→ Records for the exercise:

==*==

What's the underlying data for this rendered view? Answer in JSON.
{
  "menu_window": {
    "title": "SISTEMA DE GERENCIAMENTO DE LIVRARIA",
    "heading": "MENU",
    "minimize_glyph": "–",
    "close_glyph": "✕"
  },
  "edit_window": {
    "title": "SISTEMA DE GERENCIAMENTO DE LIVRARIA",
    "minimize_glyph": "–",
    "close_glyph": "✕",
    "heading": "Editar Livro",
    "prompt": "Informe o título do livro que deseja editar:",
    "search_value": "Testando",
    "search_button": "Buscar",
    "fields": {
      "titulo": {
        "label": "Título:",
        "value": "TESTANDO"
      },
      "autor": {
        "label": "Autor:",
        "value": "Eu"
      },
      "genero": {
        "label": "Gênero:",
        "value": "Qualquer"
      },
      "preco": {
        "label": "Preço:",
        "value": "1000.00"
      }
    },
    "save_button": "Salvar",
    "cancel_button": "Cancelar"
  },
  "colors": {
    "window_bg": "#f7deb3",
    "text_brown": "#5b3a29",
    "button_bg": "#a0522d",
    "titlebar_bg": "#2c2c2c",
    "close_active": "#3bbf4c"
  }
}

==*==

→ Your goal:
Retype the material above, line by line, exactly.

→ Solution to the problem:
What's the underlying data for this rendered view? Answer in JSON.
{
  "menu_window": {
    "title": "SISTEMA DE GERENCIAMENTO DE LIVRARIA",
    "heading": "MENU",
    "minimize_glyph": "–",
    "close_glyph": "✕"
  },
  "edit_window": {
    "title": "SISTEMA DE GERENCIAMENTO DE LIVRARIA",
    "minimize_glyph": "–",
    "close_glyph": "✕",
    "heading": "Editar Livro",
    "prompt": "Informe o título do livro que deseja editar:",
    "search_value": "Testando",
    "search_button": "Buscar",
    "fields": {
      "titulo": {
        "label": "Título:",
        "value": "TESTANDO"
      },
      "autor": {
        "label": "Autor:",
        "value": "Eu"
      },
      "genero": {
        "label": "Gênero:",
        "value": "Qualquer"
      },
      "preco": {
        "label": "Preço:",
        "value": "1000.00"
      }
    },
    "save_button": "Salvar",
    "cancel_button": "Cancelar"
  },
  "colors": {
    "window_bg": "#f7deb3",
    "text_brown": "#5b3a29",
    "button_bg": "#a0522d",
    "titlebar_bg": "#2c2c2c",
    "close_active": "#3bbf4c"
  }
}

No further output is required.